EXERCISE DIRECTIONS:
Extract every line that includes the string "光秀外し".

RECORDS TO PROCESS:

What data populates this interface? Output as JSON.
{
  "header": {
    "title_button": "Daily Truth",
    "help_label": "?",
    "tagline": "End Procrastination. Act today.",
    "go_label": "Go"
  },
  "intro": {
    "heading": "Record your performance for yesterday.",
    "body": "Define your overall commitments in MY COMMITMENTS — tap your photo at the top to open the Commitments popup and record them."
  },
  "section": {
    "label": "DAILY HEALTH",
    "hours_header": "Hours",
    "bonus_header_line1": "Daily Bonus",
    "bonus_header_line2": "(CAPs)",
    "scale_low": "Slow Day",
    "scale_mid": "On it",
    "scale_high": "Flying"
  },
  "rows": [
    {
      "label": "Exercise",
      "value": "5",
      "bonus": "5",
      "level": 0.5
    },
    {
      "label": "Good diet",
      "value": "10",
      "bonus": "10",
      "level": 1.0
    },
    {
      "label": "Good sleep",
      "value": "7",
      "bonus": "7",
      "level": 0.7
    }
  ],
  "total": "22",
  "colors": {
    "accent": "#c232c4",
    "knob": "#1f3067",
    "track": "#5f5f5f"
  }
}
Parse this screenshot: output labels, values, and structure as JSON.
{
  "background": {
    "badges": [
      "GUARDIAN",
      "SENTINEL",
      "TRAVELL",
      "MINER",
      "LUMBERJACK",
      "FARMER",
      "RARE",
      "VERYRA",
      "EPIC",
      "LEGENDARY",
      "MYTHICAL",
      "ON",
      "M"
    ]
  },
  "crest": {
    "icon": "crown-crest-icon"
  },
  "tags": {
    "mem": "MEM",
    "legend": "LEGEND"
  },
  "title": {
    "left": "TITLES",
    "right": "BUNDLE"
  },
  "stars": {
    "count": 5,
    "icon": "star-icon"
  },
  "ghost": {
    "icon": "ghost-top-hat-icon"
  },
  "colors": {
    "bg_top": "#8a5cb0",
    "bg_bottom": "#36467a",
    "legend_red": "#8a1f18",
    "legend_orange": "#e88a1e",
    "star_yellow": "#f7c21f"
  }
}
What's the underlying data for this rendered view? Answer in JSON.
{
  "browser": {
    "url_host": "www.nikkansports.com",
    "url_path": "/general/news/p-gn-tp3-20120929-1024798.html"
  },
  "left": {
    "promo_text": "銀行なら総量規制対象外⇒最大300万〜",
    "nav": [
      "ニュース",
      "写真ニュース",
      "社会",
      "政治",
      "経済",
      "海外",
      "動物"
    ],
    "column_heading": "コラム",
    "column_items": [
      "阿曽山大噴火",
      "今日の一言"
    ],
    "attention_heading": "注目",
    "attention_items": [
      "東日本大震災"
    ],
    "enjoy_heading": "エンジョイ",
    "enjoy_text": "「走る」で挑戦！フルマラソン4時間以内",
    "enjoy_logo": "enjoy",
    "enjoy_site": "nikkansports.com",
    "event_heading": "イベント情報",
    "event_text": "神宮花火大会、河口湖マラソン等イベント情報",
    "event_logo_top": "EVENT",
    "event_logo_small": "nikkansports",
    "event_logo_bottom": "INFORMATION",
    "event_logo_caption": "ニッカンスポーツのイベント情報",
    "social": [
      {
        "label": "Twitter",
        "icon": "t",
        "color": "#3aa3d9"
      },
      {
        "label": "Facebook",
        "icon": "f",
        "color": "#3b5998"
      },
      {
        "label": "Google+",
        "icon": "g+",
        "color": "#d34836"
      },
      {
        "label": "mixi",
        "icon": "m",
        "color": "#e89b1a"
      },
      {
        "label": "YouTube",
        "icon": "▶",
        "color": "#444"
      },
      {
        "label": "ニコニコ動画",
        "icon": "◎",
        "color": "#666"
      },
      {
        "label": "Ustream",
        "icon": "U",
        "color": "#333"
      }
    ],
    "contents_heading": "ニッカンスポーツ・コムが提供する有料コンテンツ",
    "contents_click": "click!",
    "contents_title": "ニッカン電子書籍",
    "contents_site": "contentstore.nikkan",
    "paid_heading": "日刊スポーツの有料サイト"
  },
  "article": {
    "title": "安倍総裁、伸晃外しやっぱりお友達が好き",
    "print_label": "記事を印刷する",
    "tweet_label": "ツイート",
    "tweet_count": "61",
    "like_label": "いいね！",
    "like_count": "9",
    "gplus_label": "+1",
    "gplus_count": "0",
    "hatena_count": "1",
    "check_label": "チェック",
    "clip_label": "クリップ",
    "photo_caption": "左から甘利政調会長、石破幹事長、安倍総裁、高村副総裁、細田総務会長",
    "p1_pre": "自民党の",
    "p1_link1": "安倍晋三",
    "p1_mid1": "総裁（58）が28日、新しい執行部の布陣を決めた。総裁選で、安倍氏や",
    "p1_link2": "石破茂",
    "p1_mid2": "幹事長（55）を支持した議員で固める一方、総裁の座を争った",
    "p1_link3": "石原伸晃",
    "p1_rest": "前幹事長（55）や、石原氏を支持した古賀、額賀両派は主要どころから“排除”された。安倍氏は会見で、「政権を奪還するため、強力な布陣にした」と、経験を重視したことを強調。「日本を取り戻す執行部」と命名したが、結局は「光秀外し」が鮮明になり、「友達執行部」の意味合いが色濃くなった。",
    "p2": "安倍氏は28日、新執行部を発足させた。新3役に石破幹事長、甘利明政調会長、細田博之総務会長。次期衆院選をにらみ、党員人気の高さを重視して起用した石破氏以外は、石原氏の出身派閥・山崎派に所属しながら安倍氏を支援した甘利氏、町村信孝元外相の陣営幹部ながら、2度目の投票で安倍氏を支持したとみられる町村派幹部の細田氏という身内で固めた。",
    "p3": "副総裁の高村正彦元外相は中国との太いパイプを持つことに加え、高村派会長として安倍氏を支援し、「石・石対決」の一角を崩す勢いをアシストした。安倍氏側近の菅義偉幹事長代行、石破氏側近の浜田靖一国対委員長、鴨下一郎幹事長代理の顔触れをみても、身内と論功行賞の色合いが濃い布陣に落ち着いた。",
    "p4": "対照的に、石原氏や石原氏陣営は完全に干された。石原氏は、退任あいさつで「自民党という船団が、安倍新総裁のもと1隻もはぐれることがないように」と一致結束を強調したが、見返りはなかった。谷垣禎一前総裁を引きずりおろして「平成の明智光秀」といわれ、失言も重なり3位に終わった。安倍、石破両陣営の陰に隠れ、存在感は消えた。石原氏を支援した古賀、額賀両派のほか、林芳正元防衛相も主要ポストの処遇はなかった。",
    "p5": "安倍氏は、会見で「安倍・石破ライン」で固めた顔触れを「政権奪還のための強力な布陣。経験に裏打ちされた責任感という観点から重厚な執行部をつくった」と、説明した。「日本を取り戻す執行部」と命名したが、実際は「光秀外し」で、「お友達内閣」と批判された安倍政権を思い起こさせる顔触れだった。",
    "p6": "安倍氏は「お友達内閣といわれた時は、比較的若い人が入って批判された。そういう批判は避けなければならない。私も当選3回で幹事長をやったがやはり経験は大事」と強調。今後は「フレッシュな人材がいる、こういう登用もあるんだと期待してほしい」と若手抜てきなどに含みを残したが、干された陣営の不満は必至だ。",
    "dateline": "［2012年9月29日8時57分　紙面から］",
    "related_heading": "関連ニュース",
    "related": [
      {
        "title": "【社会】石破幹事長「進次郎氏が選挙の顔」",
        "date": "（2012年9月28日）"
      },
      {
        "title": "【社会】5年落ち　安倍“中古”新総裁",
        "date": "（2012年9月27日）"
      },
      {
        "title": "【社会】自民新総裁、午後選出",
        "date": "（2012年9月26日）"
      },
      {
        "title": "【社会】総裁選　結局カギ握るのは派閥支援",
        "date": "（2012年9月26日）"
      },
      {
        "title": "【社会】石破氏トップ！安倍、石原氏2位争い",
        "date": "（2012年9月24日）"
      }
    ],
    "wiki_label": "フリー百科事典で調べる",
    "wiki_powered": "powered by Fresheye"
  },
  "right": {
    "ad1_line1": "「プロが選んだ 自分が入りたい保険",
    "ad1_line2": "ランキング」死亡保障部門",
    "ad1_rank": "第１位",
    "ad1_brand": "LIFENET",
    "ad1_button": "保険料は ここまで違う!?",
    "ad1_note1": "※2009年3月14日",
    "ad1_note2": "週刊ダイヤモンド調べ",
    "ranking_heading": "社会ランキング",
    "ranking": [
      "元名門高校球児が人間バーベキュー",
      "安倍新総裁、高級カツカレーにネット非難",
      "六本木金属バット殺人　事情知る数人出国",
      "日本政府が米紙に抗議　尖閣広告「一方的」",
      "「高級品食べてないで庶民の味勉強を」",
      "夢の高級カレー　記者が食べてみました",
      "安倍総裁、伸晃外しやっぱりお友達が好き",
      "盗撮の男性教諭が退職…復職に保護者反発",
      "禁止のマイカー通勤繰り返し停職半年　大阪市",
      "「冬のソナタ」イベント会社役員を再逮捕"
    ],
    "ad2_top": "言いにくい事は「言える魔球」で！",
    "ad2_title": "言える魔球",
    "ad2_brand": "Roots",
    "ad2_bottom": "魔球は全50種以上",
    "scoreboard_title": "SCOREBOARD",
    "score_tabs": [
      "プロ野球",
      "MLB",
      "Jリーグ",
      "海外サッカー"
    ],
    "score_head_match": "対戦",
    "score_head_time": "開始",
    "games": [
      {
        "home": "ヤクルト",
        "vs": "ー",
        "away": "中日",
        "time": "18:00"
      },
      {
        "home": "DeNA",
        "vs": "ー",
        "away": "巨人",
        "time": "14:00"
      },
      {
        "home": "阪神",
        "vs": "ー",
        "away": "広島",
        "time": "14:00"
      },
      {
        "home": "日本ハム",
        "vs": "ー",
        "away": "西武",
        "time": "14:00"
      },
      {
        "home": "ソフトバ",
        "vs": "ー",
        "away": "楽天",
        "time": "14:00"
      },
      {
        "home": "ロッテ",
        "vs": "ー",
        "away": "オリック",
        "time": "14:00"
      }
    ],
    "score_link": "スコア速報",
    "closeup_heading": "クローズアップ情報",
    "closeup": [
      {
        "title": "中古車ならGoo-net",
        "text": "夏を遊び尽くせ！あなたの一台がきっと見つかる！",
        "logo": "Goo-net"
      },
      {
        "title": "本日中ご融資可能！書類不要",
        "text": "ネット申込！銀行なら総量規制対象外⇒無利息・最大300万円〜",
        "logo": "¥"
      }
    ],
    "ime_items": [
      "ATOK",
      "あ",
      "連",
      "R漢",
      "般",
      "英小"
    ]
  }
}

RIGHT ANSWER:
    "p1_rest": "前幹事長（55）や、石原氏を支持した古賀、額賀両派は主要どころから“排除”された。安倍氏は会見で、「政権を奪還するため、強力な布陣にした」と、経験を重視したことを強調。「日本を取り戻す執行部」と命名したが、結局は「光秀外し」が鮮明になり、「友達執行部」の意味合いが色濃くなった。",
    "p5": "安倍氏は、会見で「安倍・石破ライン」で固めた顔触れを「政権奪還のための強力な布陣。経験に裏打ちされた責任感という観点から重厚な執行部をつくった」と、説明した。「日本を取り戻す執行部」と命名したが、実際は「光秀外し」で、「お友達内閣」と批判された安倍政権を思い起こさせる顔触れだった。",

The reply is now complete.